-- Start of INFORMATION GIVEN --

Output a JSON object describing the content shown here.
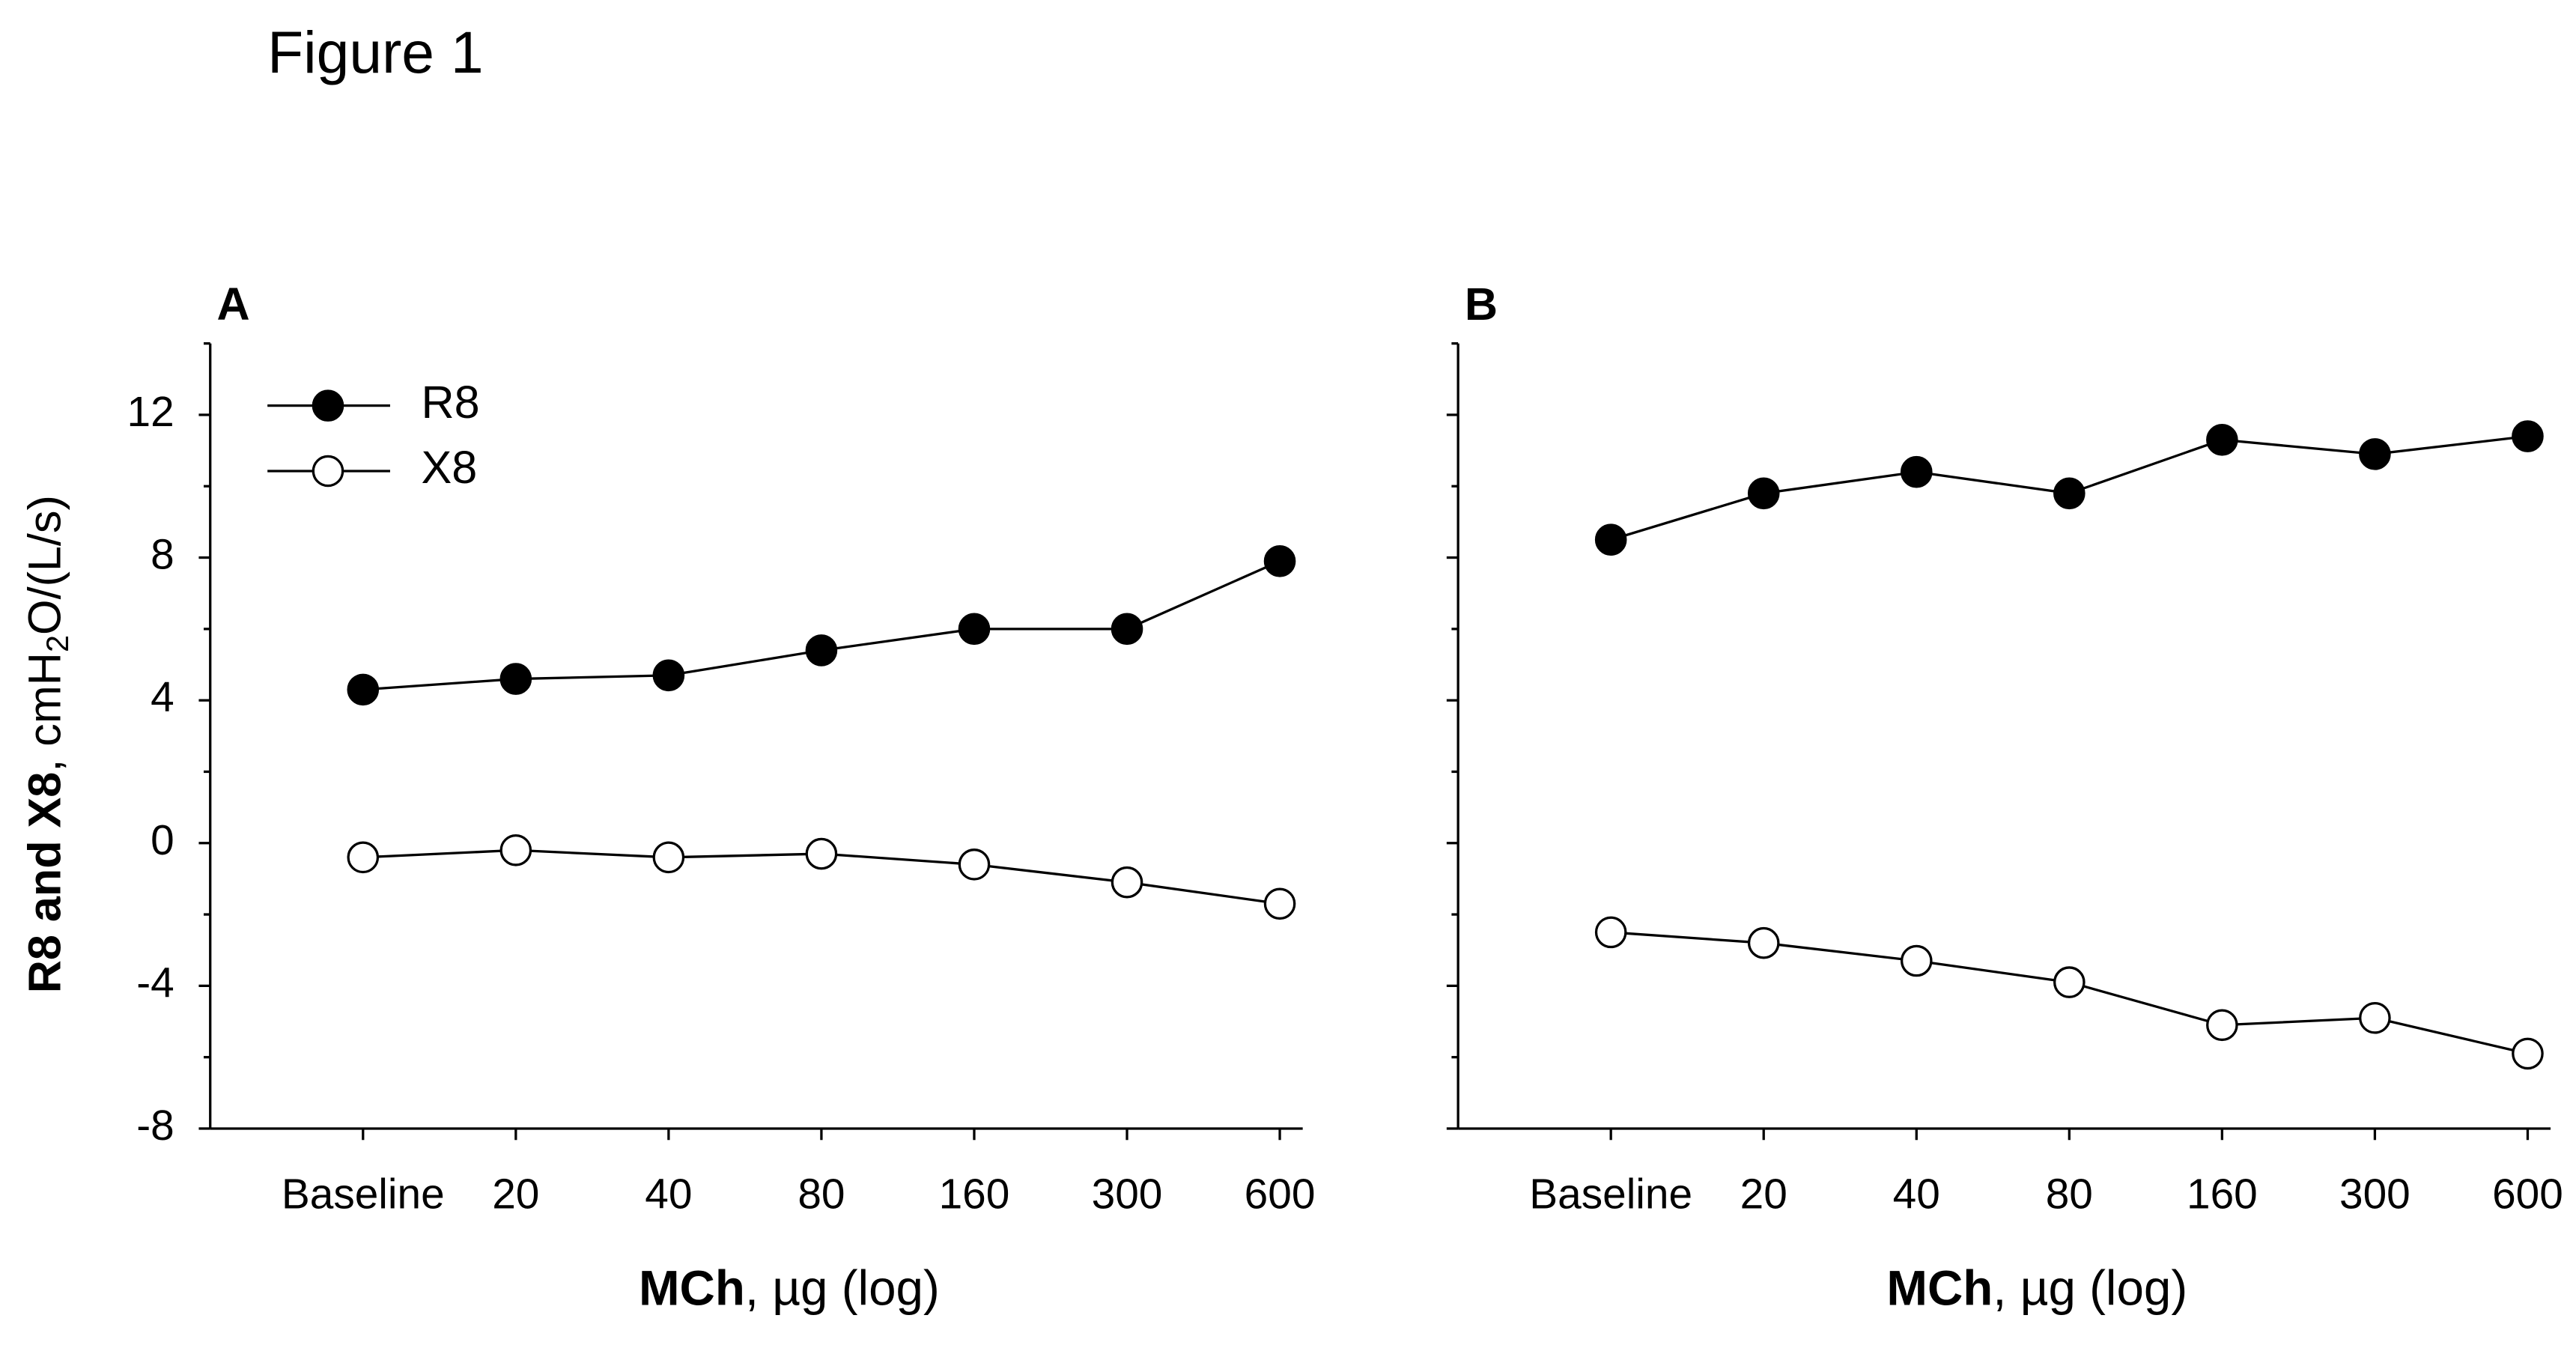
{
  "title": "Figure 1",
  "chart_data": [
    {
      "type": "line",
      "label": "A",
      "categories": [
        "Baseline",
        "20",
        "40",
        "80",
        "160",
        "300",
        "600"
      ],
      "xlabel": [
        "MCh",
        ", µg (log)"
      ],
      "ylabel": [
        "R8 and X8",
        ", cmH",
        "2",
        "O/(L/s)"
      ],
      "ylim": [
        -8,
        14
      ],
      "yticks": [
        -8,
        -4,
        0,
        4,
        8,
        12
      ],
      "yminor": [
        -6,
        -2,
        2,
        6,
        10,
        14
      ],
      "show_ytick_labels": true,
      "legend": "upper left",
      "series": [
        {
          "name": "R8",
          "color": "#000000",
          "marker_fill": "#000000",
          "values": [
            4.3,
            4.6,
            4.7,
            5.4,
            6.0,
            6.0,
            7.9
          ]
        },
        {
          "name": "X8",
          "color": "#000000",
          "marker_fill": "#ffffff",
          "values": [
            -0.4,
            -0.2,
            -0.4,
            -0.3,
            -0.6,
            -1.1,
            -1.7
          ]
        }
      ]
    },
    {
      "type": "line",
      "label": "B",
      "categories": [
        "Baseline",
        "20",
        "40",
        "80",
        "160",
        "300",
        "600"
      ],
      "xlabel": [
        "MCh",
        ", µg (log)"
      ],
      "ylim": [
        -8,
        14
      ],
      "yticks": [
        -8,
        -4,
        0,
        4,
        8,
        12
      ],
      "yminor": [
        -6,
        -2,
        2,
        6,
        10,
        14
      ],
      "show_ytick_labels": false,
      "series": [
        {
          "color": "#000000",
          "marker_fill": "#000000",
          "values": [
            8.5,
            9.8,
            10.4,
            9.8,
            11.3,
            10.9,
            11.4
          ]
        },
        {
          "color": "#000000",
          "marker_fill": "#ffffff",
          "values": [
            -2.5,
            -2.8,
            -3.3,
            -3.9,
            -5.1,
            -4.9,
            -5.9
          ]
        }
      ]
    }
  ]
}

-- End of INFORMATION GIVEN --

EXERCISE DIRECTIONS:
Your job is to transcribe the entries above exactly; skip the pictures.

SOLUTION TO THIS EXERCISE:
Output a JSON object describing the content shown here.
{
  "title": "Figure 1",
  "chart_data": [
    {
      "type": "line",
      "label": "A",
      "categories": [
        "Baseline",
        "20",
        "40",
        "80",
        "160",
        "300",
        "600"
      ],
      "xlabel": [
        "MCh",
        ", µg (log)"
      ],
      "ylabel": [
        "R8 and X8",
        ", cmH",
        "2",
        "O/(L/s)"
      ],
      "ylim": [
        -8,
        14
      ],
      "yticks": [
        -8,
        -4,
        0,
        4,
        8,
        12
      ],
      "yminor": [
        -6,
        -2,
        2,
        6,
        10,
        14
      ],
      "show_ytick_labels": true,
      "legend": "upper left",
      "series": [
        {
          "name": "R8",
          "color": "#000000",
          "marker_fill": "#000000",
          "values": [
            4.3,
            4.6,
            4.7,
            5.4,
            6.0,
            6.0,
            7.9
          ]
        },
        {
          "name": "X8",
          "color": "#000000",
          "marker_fill": "#ffffff",
          "values": [
            -0.4,
            -0.2,
            -0.4,
            -0.3,
            -0.6,
            -1.1,
            -1.7
          ]
        }
      ]
    },
    {
      "type": "line",
      "label": "B",
      "categories": [
        "Baseline",
        "20",
        "40",
        "80",
        "160",
        "300",
        "600"
      ],
      "xlabel": [
        "MCh",
        ", µg (log)"
      ],
      "ylim": [
        -8,
        14
      ],
      "yticks": [
        -8,
        -4,
        0,
        4,
        8,
        12
      ],
      "yminor": [
        -6,
        -2,
        2,
        6,
        10,
        14
      ],
      "show_ytick_labels": false,
      "series": [
        {
          "color": "#000000",
          "marker_fill": "#000000",
          "values": [
            8.5,
            9.8,
            10.4,
            9.8,
            11.3,
            10.9,
            11.4
          ]
        },
        {
          "color": "#000000",
          "marker_fill": "#ffffff",
          "values": [
            -2.5,
            -2.8,
            -3.3,
            -3.9,
            -5.1,
            -4.9,
            -5.9
          ]
        }
      ]
    }
  ]
}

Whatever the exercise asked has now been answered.